§ **Raw data**
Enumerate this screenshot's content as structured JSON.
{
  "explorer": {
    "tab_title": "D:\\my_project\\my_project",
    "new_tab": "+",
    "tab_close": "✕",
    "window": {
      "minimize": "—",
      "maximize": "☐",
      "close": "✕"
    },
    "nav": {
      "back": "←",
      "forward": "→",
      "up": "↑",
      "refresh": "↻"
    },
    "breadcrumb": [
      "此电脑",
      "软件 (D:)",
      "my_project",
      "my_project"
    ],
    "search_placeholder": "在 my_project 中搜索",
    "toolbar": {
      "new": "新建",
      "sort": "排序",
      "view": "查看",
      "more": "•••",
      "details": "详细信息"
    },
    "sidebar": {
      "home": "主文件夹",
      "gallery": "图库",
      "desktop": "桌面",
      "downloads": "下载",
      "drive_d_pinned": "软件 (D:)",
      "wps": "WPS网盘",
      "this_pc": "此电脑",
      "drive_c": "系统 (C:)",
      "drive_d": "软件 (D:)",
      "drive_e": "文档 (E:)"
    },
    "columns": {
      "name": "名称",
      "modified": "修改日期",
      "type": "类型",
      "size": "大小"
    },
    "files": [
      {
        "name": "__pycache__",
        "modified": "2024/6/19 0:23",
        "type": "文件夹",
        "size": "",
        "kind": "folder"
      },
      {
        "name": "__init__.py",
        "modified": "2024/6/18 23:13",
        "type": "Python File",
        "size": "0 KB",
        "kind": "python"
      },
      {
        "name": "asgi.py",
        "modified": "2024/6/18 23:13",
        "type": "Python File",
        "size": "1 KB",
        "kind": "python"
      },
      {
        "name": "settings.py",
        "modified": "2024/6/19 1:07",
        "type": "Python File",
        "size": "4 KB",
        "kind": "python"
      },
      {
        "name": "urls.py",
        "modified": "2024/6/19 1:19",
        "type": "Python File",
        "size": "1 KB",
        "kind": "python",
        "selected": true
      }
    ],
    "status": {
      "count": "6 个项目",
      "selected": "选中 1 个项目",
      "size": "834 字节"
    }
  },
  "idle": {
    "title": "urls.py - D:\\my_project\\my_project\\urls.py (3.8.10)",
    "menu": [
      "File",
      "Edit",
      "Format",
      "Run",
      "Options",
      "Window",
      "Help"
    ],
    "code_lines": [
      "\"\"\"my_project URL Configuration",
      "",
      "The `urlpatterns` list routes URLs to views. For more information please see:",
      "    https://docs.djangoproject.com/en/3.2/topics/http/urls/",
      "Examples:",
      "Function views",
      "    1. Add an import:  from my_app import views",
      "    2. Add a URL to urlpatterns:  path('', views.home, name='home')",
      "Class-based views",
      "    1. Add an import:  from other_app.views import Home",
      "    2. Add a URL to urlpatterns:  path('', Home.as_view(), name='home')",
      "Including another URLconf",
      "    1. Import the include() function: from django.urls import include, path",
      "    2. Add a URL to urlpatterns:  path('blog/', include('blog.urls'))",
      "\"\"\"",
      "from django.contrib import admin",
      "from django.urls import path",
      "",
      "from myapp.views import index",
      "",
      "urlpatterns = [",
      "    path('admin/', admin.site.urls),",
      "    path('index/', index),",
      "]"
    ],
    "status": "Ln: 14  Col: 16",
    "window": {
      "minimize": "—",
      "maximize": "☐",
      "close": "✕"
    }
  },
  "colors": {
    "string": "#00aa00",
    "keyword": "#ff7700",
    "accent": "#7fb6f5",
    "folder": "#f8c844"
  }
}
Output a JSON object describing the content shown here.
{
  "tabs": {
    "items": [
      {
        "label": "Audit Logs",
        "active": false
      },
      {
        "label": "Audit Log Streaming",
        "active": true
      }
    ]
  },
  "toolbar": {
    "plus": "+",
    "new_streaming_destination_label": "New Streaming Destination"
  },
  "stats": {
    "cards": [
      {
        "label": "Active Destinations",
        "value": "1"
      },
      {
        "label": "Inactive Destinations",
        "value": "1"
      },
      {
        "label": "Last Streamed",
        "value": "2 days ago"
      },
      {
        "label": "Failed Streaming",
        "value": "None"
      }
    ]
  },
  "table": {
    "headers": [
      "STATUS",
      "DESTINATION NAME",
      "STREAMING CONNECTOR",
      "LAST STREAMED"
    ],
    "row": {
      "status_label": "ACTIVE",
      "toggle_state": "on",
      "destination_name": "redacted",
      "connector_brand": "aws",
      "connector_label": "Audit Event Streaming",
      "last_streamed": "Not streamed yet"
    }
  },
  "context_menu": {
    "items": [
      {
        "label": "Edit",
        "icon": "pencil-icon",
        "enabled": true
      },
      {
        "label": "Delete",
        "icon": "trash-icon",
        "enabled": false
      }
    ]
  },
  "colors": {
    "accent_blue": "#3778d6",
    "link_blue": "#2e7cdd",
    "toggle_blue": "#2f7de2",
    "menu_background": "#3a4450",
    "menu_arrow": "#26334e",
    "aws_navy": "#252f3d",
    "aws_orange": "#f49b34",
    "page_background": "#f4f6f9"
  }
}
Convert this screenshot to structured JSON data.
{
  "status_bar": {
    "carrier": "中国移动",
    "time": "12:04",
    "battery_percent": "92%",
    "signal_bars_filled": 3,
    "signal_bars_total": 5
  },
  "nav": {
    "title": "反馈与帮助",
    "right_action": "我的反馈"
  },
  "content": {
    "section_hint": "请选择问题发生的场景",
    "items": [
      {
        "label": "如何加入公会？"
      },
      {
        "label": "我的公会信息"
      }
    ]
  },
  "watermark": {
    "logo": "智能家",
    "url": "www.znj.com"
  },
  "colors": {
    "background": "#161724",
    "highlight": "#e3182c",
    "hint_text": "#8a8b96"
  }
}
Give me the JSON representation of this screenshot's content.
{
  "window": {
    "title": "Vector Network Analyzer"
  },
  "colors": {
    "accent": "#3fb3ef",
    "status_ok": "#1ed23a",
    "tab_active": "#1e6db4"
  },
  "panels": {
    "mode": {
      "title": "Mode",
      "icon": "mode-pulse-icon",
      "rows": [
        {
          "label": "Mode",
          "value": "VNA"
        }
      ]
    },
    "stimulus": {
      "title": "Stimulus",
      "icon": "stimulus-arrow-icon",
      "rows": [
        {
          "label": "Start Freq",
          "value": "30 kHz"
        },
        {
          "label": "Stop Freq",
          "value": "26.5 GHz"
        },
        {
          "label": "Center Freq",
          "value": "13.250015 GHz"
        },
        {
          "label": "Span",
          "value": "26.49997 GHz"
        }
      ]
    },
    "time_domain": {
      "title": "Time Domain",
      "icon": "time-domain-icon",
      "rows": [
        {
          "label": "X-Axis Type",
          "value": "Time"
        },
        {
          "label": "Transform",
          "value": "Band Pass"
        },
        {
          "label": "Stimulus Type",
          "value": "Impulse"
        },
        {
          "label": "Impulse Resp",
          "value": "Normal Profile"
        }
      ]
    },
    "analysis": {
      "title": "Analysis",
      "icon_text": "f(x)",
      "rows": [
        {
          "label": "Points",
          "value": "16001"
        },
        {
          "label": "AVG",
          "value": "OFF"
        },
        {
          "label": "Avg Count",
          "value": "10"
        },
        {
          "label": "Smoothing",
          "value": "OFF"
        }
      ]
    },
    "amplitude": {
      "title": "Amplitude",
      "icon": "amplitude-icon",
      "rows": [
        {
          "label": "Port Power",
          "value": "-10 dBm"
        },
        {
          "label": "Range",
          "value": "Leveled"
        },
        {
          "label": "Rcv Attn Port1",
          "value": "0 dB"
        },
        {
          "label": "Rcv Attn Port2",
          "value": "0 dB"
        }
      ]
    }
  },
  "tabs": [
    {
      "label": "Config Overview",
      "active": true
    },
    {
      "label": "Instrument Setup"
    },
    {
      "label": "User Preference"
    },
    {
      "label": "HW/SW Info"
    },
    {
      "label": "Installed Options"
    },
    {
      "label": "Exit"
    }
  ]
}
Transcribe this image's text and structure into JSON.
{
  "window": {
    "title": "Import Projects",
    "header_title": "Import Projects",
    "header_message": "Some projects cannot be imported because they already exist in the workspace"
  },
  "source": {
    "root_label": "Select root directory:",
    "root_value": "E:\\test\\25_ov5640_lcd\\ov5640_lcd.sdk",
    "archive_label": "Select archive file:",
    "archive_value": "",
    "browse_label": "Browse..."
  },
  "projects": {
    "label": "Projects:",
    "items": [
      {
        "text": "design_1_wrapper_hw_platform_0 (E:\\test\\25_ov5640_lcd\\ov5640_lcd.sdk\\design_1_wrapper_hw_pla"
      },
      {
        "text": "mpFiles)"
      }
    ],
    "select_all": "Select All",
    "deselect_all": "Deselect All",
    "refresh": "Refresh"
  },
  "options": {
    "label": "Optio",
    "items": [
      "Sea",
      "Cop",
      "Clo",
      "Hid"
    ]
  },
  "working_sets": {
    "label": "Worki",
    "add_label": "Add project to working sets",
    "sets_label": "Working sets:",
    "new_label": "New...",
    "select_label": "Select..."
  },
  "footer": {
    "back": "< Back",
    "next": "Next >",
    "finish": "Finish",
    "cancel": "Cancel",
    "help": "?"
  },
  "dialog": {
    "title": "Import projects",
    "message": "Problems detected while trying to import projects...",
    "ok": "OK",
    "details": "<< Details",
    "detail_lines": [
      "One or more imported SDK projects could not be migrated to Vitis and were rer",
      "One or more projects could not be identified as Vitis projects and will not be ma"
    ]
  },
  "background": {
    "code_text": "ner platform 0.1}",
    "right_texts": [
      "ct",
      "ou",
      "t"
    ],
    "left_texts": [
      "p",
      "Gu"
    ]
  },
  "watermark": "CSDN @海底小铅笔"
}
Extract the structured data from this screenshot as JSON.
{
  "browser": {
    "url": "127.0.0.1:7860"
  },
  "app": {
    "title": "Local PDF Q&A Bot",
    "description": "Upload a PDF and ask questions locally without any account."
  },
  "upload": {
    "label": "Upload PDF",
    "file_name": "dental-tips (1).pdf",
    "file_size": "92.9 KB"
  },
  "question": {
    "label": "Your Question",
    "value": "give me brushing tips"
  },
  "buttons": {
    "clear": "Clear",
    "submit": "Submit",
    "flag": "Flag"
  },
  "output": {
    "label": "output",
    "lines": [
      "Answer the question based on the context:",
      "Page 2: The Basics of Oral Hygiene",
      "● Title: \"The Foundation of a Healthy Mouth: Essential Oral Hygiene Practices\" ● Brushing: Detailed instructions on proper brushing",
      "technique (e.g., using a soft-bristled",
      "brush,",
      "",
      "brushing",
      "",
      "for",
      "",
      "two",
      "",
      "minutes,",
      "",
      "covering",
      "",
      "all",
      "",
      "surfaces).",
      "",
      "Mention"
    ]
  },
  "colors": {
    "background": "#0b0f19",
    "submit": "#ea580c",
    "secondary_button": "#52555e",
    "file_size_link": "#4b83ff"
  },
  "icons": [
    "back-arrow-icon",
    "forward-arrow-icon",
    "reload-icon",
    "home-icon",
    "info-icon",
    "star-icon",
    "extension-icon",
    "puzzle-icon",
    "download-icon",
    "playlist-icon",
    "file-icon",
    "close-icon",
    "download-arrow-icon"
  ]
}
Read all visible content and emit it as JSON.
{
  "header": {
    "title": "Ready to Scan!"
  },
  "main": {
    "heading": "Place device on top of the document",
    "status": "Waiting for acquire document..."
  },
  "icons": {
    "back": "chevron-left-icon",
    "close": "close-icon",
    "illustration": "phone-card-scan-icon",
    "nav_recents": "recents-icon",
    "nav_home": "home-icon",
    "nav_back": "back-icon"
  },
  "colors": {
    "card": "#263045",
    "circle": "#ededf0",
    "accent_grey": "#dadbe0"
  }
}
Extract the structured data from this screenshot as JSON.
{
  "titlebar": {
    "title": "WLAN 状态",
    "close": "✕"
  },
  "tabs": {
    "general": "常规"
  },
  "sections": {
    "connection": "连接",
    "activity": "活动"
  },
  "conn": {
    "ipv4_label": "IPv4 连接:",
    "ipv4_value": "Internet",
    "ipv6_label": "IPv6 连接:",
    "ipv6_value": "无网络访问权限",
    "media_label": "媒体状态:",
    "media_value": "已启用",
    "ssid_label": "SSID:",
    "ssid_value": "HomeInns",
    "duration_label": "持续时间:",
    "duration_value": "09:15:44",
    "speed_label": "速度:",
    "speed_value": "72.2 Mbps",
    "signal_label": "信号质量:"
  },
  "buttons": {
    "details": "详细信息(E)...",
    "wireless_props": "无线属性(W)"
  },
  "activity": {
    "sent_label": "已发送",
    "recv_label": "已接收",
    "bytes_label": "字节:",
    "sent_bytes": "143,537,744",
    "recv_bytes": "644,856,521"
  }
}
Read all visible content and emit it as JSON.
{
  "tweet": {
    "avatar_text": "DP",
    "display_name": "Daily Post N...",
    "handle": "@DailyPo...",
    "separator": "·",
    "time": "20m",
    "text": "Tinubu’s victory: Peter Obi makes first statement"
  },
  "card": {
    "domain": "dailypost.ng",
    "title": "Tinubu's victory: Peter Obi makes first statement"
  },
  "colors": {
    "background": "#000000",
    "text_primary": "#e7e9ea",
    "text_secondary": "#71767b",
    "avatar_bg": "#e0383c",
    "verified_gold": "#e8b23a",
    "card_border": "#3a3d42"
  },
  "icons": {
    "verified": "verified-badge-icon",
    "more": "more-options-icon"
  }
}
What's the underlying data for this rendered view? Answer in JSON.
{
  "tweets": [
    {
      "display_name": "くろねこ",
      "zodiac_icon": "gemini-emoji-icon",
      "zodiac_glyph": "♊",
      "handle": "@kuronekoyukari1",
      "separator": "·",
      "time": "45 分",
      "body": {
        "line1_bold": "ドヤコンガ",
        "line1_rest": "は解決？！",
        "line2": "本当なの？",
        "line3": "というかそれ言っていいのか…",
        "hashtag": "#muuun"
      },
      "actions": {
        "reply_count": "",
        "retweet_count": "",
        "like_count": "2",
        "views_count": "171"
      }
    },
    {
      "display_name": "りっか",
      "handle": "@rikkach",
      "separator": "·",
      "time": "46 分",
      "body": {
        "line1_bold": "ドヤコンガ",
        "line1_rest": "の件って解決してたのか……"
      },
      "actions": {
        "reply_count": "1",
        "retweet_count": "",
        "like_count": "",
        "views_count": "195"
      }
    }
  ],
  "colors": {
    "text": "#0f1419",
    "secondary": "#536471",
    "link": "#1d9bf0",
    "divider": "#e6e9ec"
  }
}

§ **Problem requirements**
Copy each line containing the word "Peter" from the data.

§ **Correct output**
    "text": "Tinubu’s victory: Peter Obi makes first statement"
    "title": "Tinubu's victory: Peter Obi makes first statement"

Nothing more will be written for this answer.